AIM → Within the records below, find each line that holds the string "perpetrators", then copy it.

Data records
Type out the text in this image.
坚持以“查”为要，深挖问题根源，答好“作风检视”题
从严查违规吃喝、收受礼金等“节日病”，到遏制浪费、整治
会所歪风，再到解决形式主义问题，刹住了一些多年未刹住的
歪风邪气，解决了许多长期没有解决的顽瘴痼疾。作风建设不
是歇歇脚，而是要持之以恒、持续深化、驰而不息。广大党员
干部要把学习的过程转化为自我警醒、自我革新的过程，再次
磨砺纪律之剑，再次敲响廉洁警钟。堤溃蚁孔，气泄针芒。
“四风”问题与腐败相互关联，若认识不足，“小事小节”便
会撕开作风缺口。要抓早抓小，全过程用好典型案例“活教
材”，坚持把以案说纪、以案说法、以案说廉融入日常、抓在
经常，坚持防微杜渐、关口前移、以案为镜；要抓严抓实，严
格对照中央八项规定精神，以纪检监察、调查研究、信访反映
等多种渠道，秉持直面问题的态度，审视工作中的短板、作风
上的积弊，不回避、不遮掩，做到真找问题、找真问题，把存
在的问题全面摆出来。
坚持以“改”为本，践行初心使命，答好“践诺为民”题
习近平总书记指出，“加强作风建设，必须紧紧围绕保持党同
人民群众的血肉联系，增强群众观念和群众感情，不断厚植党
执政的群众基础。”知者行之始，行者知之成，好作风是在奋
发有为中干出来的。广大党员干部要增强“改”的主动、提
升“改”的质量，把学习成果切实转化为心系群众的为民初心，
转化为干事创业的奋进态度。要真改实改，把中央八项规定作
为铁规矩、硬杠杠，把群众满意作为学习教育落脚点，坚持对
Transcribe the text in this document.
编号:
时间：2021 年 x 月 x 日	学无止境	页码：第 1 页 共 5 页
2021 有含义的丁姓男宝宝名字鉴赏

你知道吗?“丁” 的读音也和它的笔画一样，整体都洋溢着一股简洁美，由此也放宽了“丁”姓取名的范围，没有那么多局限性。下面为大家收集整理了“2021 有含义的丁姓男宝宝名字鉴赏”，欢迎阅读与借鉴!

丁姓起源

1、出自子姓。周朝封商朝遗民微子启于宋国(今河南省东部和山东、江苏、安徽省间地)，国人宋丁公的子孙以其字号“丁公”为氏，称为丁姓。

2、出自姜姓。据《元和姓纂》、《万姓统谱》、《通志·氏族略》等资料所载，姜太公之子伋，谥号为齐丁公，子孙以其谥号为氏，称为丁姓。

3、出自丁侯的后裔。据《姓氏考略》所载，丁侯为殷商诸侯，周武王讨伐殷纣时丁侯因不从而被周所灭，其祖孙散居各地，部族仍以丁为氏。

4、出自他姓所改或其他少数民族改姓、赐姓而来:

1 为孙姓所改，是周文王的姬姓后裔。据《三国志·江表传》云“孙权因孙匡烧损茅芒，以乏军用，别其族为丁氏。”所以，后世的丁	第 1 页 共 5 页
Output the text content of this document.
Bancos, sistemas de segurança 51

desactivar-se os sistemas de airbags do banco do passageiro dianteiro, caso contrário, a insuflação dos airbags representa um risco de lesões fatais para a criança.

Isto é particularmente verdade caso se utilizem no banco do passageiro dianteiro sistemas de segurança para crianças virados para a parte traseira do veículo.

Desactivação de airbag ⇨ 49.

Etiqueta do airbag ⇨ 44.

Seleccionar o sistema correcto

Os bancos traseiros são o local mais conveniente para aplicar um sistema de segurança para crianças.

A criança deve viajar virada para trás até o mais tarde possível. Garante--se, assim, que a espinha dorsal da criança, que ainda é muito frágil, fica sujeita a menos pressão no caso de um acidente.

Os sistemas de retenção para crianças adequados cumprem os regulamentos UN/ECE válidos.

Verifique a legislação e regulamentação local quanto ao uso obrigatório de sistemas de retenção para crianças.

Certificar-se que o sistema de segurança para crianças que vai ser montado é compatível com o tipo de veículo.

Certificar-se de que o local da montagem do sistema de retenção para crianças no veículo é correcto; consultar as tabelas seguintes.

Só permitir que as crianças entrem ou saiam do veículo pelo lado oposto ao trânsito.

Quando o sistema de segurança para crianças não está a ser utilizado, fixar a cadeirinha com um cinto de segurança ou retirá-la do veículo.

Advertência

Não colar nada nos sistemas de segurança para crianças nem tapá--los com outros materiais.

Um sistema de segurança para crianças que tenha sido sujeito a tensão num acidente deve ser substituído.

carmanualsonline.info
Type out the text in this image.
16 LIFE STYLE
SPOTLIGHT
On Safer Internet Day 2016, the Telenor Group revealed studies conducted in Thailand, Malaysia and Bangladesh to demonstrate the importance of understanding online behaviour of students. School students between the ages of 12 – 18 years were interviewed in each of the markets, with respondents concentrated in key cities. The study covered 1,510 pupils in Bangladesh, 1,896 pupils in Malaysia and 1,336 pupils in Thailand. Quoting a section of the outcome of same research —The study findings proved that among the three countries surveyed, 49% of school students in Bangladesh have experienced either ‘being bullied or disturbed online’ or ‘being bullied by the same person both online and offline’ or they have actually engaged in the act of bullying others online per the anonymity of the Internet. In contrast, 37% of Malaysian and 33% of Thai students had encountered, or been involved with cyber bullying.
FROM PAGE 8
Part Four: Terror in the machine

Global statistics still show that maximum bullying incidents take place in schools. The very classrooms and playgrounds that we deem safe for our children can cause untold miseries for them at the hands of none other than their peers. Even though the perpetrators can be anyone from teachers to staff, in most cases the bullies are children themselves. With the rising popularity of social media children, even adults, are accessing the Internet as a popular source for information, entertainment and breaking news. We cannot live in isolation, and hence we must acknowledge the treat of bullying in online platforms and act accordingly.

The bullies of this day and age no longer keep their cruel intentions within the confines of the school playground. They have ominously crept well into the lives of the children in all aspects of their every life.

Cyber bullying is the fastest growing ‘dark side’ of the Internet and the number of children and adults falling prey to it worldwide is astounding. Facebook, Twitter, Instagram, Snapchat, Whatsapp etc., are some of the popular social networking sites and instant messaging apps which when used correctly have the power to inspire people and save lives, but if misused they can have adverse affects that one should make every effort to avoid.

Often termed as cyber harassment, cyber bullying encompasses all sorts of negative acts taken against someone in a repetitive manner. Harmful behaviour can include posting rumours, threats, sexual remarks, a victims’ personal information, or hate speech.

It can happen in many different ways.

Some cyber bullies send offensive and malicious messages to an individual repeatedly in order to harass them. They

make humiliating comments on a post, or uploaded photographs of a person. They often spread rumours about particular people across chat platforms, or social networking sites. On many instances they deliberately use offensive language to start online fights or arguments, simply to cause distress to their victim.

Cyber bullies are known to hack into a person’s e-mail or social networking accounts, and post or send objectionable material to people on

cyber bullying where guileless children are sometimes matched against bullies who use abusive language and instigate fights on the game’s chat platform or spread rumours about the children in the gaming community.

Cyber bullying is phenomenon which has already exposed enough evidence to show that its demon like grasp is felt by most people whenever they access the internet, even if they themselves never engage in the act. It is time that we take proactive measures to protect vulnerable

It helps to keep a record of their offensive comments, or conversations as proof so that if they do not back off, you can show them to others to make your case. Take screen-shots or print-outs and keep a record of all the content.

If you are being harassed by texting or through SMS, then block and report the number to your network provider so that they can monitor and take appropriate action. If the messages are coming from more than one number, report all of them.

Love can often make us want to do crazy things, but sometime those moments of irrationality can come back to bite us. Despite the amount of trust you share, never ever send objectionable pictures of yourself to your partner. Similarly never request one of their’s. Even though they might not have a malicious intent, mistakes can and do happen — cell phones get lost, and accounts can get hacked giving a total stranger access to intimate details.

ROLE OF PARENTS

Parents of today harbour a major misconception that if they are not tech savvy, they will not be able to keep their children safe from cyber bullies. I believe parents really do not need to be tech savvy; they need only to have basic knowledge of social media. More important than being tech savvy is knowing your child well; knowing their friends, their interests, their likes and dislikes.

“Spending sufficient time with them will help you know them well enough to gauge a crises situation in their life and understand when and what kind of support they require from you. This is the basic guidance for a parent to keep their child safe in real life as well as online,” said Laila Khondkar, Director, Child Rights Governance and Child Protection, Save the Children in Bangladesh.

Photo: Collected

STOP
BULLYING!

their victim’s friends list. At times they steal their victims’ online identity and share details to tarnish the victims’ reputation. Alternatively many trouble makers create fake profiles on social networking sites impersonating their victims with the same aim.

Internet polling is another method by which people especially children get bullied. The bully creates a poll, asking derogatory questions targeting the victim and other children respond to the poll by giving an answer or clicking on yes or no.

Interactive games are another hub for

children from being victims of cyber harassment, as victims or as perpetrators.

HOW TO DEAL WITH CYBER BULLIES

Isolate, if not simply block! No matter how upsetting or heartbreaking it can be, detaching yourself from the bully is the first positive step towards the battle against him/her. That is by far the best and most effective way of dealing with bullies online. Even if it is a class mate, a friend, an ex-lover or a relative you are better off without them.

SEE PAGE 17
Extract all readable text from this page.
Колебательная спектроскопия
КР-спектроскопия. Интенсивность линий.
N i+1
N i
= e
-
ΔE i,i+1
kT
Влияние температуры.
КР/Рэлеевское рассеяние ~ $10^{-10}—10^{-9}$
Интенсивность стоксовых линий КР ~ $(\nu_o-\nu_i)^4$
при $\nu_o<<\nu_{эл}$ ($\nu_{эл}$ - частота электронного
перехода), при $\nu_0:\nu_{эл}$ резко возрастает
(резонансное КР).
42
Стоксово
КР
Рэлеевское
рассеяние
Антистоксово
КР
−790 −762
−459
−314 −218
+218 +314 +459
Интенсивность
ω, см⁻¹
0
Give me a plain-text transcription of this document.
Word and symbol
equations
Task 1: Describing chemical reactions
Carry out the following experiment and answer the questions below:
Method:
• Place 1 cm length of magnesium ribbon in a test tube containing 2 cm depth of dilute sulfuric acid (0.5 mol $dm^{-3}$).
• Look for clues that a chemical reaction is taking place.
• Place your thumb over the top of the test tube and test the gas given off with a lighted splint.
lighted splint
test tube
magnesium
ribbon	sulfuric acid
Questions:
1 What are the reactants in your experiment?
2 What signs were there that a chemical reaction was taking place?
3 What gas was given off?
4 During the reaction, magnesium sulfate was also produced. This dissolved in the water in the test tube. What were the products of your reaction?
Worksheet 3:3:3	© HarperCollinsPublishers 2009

EXPECTED ANSWER →
Global statistics still show that maximum bullying incidents take place in schools. The very classrooms and playgrounds that we deem safe for our children can cause untold miseries for them at the hands of none other than their peers. Even though the perpetrators can be anyone from teachers to staff, in most cases the bullies are children themselves. With the rising popularity of social media children, even adults, are accessing the Internet as a popular source for information, entertainment and breaking news. We cannot live in isolation, and hence we must acknowledge the treat of bullying in online platforms and act accordingly.
children from being victims of cyber harassment, as victims or as perpetrators.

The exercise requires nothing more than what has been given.